**Goal of the exercise:** Scan the material for the word "работ", and copy each line where it shows up.

* Start Stored rows *

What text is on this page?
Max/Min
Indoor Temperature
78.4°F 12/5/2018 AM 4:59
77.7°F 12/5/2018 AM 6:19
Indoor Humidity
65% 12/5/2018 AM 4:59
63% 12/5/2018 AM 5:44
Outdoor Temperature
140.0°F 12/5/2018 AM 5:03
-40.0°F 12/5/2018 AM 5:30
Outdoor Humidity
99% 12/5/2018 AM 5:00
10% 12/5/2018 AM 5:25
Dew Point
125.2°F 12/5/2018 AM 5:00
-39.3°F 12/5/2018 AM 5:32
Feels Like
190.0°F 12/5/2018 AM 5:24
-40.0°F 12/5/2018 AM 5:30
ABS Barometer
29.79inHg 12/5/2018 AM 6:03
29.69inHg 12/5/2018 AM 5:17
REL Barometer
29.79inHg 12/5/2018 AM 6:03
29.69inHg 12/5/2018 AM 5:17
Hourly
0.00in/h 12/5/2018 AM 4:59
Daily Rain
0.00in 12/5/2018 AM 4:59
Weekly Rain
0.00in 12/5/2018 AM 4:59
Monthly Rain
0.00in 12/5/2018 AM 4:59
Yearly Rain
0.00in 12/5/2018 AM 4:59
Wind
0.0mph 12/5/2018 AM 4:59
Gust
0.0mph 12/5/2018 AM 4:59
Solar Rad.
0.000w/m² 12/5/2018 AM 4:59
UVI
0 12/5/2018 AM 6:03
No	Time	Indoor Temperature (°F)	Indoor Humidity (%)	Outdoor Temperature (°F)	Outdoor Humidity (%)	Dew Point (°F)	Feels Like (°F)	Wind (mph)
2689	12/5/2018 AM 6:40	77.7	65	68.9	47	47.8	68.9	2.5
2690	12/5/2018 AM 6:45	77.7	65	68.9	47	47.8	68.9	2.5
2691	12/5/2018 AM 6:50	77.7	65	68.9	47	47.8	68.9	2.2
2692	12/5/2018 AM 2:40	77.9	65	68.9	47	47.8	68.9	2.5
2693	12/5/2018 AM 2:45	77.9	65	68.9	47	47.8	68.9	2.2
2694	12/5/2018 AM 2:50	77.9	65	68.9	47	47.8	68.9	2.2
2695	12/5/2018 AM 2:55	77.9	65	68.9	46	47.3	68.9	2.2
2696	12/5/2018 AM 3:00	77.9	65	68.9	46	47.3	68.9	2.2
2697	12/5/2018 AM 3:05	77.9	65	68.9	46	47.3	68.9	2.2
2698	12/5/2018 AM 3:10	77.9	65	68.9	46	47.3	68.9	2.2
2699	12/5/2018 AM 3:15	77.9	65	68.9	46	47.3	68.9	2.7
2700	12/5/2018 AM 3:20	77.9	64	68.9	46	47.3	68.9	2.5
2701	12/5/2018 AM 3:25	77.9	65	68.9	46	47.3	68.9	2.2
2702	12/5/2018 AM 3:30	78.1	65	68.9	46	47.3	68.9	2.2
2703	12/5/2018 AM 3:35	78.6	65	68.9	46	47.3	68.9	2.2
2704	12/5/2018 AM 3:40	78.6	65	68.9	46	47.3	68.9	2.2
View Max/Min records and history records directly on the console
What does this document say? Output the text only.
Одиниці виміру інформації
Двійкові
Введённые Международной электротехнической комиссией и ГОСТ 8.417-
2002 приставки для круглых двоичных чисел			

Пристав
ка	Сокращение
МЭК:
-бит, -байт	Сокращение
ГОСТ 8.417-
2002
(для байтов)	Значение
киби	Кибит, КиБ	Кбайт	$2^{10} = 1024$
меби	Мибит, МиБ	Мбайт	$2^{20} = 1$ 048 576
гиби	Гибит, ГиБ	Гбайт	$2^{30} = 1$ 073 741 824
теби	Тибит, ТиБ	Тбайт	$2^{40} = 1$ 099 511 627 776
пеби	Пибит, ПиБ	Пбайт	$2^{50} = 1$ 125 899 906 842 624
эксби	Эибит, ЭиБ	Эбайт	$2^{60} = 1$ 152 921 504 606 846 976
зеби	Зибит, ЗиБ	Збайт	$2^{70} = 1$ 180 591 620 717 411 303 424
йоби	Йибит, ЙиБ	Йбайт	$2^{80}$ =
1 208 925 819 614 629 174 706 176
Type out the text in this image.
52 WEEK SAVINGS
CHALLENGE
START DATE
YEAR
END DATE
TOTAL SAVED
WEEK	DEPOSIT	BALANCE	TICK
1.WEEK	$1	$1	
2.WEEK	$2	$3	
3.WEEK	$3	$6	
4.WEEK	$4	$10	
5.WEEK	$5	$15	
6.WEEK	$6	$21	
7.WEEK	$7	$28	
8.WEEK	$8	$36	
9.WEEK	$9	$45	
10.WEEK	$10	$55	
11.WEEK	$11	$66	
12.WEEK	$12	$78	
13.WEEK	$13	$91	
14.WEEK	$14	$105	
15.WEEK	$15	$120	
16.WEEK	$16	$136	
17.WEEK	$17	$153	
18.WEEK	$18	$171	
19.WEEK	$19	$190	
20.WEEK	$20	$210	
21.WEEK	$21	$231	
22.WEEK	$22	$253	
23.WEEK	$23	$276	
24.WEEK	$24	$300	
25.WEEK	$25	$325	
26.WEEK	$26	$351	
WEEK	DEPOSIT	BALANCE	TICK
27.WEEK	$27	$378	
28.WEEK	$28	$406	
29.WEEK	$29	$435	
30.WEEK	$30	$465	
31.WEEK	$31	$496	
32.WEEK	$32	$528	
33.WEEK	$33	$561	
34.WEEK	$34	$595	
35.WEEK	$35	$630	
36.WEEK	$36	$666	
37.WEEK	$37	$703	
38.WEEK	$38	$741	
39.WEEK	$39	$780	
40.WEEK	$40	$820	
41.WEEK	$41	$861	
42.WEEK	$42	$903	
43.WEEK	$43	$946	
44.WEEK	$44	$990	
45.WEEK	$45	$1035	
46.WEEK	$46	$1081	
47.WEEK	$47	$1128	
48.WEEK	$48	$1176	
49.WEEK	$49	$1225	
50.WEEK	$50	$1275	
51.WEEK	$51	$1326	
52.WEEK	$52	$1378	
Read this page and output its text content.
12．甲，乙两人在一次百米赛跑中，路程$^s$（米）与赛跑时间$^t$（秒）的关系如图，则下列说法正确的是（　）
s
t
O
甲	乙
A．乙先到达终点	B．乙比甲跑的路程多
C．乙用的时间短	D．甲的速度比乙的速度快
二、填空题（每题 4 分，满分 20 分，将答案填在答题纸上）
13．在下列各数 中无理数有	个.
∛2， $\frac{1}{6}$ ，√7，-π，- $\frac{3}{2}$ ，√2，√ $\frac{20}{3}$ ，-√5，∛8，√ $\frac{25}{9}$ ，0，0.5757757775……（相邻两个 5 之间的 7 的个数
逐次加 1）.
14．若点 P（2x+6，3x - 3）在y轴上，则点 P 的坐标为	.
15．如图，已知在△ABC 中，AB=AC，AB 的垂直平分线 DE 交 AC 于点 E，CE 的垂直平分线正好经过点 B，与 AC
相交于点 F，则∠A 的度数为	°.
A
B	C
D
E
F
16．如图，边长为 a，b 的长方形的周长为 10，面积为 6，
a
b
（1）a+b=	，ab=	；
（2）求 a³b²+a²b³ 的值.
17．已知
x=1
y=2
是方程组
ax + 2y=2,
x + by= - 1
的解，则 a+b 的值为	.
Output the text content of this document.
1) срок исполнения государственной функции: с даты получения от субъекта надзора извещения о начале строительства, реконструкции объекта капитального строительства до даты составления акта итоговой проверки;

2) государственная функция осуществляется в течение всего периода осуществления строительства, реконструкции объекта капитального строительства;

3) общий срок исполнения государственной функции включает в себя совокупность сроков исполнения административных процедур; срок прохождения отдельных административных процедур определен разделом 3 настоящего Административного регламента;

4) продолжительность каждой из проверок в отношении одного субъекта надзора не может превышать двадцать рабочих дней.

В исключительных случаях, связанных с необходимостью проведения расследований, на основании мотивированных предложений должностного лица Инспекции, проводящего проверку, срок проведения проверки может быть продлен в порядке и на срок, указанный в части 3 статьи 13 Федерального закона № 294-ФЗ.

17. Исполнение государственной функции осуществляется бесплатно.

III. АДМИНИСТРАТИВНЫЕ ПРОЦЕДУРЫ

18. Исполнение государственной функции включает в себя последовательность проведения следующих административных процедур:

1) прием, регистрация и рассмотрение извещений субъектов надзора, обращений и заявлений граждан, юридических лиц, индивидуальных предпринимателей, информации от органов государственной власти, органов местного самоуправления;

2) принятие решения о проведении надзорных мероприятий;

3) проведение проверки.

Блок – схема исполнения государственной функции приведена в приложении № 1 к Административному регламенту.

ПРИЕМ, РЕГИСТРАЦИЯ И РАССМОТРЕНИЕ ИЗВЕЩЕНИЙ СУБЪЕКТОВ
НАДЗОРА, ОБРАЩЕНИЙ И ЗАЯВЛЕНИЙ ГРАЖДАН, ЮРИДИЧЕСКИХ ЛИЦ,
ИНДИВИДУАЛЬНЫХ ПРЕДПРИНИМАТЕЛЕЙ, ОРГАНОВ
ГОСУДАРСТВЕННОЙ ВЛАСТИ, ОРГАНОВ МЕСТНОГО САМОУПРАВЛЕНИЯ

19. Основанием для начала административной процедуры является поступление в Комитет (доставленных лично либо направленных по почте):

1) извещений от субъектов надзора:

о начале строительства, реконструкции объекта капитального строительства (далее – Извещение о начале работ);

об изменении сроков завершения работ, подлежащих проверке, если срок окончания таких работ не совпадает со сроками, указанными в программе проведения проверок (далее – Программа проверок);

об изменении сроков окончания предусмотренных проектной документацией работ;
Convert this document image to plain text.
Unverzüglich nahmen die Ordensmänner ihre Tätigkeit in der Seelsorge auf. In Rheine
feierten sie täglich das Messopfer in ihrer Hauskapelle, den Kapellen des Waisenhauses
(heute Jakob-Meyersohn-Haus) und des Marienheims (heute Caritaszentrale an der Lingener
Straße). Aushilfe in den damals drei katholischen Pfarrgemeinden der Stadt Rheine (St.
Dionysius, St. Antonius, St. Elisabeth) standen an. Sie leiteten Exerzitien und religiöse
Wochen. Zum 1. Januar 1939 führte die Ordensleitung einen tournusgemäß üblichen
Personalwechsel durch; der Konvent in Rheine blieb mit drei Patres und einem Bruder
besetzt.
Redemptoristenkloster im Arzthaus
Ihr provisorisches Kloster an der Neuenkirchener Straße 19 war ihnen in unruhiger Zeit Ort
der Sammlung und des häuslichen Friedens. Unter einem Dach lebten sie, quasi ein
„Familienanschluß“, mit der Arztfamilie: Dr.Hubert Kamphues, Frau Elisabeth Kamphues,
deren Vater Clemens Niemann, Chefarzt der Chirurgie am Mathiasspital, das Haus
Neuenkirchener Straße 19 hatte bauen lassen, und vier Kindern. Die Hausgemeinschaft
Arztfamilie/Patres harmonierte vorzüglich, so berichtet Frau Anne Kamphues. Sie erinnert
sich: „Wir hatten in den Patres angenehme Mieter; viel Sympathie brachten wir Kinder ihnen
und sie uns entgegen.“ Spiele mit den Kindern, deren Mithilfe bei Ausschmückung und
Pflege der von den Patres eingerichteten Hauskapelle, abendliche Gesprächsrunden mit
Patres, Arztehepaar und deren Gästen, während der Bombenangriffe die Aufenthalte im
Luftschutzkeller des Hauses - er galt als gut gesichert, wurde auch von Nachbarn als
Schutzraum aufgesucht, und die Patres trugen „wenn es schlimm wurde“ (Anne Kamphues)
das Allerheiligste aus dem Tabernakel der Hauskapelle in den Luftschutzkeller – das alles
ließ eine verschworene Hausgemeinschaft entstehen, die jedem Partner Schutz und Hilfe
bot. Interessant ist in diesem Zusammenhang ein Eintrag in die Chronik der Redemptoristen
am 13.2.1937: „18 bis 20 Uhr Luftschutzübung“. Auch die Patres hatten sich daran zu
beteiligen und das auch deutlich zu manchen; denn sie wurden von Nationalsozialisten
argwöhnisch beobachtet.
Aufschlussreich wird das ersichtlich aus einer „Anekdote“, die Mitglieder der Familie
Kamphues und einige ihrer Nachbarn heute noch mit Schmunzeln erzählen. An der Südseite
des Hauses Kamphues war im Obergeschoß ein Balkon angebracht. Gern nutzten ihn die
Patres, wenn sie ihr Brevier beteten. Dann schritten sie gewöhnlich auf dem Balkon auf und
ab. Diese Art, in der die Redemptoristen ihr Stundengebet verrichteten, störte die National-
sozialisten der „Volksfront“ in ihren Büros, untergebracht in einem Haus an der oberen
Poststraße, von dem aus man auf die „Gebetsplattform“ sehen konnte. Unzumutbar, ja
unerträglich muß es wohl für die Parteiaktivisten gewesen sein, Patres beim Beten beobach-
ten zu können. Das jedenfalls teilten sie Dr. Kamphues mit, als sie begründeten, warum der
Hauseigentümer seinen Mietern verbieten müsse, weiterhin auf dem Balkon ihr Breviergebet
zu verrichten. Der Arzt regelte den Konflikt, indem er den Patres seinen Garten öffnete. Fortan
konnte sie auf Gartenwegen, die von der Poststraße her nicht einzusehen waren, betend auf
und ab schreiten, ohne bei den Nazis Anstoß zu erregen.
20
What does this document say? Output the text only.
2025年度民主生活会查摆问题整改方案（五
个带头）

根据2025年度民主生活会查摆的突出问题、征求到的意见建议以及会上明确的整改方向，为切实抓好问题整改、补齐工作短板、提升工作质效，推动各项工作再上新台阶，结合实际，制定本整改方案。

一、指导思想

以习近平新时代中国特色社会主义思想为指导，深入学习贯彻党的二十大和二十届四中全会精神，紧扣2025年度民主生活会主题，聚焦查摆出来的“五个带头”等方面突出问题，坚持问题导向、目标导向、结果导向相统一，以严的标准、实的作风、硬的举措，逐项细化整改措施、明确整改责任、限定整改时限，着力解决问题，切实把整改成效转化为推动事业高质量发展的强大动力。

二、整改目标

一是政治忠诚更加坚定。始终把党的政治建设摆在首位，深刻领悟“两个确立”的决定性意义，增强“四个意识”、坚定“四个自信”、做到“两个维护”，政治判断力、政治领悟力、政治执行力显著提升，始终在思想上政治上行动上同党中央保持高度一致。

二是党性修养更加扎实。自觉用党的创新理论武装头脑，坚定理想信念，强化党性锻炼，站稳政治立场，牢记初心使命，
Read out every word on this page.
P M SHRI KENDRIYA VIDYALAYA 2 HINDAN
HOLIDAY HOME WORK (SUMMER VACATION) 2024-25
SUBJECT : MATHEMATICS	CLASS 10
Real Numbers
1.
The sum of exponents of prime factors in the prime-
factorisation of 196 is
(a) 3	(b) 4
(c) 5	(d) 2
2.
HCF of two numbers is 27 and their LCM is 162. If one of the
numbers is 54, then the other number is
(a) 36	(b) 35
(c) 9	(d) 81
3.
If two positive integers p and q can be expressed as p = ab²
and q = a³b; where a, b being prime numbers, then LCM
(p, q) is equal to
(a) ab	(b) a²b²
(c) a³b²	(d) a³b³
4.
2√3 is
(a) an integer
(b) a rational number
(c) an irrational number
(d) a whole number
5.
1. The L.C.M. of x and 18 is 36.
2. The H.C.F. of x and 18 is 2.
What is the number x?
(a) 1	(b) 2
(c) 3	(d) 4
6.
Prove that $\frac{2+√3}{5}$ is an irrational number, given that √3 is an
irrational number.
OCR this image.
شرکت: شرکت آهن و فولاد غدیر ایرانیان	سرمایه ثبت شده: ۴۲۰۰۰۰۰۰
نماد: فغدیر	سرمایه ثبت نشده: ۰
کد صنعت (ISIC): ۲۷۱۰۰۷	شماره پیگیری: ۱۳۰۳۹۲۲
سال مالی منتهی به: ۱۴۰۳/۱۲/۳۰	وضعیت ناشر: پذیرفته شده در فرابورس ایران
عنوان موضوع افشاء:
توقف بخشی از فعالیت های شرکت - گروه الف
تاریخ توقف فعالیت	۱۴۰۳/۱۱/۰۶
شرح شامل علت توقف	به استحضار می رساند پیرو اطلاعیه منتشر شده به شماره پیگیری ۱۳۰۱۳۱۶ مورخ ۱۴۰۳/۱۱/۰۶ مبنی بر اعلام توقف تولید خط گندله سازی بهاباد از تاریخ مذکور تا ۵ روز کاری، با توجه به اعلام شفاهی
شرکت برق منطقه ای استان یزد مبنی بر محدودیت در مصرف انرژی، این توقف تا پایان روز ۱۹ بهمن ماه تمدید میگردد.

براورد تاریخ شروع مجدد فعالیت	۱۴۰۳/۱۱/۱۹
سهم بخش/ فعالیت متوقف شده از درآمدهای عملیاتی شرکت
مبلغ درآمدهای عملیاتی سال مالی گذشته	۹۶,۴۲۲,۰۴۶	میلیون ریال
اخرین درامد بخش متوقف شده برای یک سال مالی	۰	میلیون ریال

* End Stored rows *

**Complete answer:**
о начале строительства, реконструкции объекта капитального строительства (далее – Извещение о начале работ);
об изменении сроков завершения работ, подлежащих проверке, если срок окончания таких работ не совпадает со сроками, указанными в программе проведения проверок (далее – Программа проверок);
об изменении сроков окончания предусмотренных проектной документацией работ;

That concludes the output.